* [Job] Check each line of the listing for the word "detached" and give only the number of lines that have it.

* [Stored entries]
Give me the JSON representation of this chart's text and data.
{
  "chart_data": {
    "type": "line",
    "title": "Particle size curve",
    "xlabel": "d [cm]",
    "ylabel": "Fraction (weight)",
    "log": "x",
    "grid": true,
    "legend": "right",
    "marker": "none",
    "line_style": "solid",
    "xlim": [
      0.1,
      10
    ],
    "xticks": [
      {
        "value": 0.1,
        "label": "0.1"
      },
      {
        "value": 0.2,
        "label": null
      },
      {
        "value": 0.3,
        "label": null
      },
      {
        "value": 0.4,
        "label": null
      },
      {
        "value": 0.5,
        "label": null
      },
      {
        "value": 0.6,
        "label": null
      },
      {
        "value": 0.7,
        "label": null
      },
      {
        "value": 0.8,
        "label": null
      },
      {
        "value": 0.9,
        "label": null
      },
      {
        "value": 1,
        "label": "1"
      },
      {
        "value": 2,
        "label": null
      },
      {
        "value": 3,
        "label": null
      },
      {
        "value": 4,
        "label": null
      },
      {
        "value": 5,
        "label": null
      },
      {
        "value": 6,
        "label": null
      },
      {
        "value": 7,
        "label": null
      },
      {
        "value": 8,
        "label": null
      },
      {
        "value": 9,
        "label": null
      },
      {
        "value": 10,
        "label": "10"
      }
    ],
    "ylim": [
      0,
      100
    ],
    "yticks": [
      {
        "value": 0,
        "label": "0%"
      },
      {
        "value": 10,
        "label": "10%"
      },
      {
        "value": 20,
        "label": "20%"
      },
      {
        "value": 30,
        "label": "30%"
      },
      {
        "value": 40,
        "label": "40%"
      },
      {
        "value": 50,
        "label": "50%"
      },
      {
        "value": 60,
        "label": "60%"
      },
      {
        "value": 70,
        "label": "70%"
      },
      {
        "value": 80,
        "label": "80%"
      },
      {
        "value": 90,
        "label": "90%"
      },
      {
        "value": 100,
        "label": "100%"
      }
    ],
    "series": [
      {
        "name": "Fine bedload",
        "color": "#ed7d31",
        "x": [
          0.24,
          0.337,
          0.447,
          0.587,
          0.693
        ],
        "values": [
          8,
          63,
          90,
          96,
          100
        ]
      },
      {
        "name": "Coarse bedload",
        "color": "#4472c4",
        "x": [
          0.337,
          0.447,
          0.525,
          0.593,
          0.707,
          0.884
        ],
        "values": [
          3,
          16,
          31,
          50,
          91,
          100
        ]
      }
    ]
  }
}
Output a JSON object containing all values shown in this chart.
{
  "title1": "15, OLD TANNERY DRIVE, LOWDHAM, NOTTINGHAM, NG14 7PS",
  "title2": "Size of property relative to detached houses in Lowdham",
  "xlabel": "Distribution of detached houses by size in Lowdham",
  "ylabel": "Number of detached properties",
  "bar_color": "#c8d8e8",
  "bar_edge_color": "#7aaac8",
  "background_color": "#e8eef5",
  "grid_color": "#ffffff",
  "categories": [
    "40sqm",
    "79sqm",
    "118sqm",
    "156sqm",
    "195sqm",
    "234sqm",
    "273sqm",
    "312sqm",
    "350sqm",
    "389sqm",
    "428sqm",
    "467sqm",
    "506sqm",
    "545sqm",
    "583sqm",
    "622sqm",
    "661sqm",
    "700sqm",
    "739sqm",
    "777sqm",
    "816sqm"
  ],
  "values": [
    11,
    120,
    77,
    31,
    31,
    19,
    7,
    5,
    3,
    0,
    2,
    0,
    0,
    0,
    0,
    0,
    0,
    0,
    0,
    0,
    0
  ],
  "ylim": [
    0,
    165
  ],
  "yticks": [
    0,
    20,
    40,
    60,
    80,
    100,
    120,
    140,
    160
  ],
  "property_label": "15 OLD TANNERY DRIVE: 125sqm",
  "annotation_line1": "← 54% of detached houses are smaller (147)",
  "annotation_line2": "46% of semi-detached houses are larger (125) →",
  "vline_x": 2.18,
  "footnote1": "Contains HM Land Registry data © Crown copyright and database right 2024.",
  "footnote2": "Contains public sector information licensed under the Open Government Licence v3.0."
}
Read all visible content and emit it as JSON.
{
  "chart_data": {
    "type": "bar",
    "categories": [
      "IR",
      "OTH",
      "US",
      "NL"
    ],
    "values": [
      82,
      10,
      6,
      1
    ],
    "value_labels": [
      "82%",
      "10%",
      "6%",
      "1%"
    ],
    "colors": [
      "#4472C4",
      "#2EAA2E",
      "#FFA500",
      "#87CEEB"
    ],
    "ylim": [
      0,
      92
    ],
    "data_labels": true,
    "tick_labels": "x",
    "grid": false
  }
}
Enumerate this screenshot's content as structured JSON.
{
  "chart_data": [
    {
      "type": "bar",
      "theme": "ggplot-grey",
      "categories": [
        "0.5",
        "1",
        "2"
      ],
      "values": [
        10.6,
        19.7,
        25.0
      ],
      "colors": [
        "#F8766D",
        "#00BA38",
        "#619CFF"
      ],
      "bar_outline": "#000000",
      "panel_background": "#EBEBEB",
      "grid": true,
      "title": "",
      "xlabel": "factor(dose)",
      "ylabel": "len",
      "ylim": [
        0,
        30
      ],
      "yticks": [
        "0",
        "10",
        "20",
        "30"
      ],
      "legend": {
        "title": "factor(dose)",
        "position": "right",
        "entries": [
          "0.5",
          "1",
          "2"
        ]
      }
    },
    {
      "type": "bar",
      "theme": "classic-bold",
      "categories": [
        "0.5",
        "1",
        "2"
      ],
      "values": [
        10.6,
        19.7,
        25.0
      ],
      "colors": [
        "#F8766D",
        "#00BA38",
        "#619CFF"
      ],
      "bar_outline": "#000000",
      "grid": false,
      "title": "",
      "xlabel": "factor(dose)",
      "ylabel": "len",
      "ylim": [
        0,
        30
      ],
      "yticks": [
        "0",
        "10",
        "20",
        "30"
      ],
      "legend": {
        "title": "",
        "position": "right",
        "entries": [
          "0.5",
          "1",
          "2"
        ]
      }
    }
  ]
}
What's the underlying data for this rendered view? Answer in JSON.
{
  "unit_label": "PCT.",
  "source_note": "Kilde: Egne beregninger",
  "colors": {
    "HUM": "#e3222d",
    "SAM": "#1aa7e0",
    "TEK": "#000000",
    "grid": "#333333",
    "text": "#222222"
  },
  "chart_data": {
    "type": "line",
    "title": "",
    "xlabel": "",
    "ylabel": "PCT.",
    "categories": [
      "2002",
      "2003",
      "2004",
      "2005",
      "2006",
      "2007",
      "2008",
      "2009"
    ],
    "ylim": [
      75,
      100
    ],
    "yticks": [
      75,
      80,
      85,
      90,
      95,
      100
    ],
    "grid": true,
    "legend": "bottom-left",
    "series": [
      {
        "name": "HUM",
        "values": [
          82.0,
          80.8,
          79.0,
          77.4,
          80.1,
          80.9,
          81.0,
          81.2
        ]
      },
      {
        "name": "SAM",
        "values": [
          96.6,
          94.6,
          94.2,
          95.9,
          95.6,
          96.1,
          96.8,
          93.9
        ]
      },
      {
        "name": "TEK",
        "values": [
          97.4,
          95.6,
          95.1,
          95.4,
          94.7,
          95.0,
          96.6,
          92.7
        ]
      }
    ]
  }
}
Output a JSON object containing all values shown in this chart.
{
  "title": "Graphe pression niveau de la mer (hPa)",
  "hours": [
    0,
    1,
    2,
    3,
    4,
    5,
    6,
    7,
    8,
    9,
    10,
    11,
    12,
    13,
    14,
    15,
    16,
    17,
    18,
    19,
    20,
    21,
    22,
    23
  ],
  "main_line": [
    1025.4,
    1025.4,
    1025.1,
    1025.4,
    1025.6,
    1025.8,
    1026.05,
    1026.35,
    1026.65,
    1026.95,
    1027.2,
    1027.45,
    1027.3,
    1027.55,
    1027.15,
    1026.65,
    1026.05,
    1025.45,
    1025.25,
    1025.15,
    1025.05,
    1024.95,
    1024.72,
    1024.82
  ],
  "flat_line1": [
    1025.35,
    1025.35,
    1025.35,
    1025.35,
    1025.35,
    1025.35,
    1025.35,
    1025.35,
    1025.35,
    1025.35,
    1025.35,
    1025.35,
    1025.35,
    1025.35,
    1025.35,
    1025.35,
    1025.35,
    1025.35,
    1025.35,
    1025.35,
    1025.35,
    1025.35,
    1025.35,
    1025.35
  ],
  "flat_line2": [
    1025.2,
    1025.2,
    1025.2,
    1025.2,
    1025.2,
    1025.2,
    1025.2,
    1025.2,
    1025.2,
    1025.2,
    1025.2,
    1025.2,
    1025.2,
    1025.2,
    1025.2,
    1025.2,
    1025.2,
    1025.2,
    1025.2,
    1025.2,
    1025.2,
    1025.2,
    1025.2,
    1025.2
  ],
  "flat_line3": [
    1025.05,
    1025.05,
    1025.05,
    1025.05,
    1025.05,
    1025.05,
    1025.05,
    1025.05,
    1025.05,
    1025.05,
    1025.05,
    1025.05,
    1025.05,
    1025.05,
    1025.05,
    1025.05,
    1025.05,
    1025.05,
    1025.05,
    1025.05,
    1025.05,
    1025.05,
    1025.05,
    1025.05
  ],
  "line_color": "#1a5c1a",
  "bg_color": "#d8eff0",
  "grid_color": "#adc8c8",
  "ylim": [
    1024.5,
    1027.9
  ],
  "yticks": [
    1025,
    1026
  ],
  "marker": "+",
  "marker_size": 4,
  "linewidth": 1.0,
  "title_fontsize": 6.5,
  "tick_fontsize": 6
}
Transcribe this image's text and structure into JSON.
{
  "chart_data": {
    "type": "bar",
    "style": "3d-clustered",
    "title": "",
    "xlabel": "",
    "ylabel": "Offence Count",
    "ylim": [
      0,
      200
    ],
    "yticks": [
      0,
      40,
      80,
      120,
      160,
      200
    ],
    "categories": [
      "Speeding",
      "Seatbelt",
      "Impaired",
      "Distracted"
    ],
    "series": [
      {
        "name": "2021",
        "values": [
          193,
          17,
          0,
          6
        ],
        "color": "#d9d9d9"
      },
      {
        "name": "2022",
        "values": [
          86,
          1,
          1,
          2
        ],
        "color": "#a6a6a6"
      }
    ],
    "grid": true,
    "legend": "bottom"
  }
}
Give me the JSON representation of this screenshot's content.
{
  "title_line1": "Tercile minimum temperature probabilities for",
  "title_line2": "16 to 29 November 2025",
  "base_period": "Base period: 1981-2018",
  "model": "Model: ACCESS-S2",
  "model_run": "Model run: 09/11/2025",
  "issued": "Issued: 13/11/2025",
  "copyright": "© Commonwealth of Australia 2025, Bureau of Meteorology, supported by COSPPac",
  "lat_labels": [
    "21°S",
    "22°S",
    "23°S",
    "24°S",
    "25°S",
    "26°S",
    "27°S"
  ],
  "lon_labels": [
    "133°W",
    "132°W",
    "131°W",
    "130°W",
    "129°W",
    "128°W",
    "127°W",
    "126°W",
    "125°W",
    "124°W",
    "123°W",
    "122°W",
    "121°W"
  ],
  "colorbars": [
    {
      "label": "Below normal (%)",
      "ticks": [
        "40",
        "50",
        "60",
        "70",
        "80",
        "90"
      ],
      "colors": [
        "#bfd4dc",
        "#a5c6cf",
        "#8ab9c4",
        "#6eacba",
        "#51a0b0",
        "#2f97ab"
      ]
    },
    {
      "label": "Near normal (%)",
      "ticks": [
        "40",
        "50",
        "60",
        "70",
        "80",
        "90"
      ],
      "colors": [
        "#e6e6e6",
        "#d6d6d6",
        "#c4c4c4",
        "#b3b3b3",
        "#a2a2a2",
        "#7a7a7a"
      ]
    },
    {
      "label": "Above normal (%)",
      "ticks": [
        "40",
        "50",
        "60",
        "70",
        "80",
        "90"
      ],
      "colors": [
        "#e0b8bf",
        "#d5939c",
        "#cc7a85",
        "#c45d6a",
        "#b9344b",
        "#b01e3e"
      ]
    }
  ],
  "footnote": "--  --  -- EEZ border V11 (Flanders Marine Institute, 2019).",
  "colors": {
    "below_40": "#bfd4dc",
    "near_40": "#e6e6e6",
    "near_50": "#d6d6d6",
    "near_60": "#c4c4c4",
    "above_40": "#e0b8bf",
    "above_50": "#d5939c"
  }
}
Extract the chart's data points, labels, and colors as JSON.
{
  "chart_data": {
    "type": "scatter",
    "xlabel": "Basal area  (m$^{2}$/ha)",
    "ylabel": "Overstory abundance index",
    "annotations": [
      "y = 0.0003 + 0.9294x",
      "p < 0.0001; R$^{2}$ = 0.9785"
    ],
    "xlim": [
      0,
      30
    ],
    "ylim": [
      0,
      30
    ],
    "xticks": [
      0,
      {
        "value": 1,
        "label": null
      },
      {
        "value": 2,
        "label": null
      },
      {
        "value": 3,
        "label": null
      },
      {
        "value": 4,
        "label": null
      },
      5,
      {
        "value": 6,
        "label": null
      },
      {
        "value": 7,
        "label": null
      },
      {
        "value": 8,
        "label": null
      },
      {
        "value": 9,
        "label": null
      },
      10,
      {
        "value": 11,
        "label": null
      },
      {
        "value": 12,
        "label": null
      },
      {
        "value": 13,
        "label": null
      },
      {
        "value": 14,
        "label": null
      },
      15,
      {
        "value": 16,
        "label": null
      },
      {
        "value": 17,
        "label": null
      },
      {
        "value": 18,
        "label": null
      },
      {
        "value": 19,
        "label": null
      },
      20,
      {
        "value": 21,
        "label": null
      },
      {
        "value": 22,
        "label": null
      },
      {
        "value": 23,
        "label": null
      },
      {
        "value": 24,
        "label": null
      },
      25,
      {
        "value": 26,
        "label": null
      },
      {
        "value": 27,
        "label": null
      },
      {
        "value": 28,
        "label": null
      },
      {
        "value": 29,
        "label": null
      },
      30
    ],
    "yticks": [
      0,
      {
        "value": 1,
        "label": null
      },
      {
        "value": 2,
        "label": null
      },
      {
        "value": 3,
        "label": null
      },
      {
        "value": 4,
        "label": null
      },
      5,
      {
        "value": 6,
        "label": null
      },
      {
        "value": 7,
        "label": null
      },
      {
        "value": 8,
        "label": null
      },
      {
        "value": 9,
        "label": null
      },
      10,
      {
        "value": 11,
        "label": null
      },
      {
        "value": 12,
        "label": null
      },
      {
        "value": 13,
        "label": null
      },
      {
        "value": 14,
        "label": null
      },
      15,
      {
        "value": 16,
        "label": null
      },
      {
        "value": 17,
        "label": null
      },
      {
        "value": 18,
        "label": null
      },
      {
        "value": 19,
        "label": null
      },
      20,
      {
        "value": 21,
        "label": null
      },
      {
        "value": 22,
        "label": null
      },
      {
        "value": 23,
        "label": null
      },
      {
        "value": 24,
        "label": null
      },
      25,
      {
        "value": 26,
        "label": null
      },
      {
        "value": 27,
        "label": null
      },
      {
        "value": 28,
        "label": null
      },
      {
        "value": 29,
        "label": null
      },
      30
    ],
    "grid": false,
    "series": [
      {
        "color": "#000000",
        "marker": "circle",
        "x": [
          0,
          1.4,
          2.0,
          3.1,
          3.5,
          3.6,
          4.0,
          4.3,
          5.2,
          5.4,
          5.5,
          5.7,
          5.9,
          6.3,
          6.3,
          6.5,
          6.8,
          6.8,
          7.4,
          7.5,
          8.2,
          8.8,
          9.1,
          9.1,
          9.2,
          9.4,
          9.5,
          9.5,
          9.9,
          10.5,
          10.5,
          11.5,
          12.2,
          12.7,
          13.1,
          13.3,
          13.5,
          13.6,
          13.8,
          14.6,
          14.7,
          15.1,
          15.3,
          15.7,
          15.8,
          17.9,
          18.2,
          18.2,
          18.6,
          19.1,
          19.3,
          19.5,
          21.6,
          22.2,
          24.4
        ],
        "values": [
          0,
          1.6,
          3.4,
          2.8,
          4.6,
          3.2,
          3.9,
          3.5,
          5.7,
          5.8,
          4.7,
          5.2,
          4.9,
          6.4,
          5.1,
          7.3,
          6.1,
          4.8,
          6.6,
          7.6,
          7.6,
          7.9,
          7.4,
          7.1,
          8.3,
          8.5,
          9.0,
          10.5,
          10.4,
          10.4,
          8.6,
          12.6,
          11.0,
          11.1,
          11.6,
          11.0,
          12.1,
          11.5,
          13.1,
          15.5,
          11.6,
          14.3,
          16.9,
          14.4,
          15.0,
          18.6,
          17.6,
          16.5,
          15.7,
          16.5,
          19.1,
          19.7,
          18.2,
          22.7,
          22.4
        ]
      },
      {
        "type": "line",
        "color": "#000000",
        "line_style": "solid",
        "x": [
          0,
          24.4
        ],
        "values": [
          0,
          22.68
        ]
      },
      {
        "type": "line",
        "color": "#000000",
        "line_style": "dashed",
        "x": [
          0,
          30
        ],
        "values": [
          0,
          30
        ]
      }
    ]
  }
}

* [Worked solution] 5